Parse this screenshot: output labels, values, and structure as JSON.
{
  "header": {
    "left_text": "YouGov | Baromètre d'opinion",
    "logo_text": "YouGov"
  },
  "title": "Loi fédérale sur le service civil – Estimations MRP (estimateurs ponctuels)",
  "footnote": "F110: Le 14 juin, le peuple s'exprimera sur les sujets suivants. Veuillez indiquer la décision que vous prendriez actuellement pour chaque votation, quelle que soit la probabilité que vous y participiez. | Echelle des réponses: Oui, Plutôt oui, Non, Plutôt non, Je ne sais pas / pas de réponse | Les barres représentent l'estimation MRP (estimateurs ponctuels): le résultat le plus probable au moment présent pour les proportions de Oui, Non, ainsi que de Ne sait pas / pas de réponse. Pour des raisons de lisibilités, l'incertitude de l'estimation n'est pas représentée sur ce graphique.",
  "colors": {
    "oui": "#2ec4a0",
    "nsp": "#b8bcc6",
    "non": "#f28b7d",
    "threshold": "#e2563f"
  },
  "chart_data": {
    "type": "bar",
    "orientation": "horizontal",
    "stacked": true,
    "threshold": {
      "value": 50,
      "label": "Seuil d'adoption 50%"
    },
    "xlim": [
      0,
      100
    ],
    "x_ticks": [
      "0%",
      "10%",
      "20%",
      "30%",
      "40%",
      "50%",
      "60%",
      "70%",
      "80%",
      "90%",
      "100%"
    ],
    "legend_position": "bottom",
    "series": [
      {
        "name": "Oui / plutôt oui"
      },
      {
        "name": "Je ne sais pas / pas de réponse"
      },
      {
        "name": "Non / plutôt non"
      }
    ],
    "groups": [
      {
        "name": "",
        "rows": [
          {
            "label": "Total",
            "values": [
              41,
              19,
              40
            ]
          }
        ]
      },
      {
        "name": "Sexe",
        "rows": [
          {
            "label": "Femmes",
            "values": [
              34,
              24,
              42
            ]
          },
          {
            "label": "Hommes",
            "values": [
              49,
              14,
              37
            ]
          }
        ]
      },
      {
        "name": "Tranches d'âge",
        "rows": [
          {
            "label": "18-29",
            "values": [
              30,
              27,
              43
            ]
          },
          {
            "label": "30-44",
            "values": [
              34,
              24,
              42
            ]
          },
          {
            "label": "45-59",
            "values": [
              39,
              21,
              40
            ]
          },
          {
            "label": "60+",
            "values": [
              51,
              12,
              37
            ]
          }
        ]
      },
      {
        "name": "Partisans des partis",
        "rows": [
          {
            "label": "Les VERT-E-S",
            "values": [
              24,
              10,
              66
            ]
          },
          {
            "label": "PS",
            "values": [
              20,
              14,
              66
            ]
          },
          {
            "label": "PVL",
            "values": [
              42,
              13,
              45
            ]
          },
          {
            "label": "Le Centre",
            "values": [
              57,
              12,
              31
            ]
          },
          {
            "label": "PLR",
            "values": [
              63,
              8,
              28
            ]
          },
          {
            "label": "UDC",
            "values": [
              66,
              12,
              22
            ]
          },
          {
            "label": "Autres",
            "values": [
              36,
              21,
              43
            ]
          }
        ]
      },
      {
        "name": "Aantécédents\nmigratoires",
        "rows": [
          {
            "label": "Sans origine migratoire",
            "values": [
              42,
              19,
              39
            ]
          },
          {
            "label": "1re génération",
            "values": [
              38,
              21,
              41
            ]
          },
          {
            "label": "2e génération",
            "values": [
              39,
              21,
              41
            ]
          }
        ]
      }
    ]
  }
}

---

> [Exercise aim]
From the listing above, copy every line that includes the word "YouGov".

> [Response to this task]
    "left_text": "YouGov | Baromètre d'opinion",
    "logo_text": "YouGov"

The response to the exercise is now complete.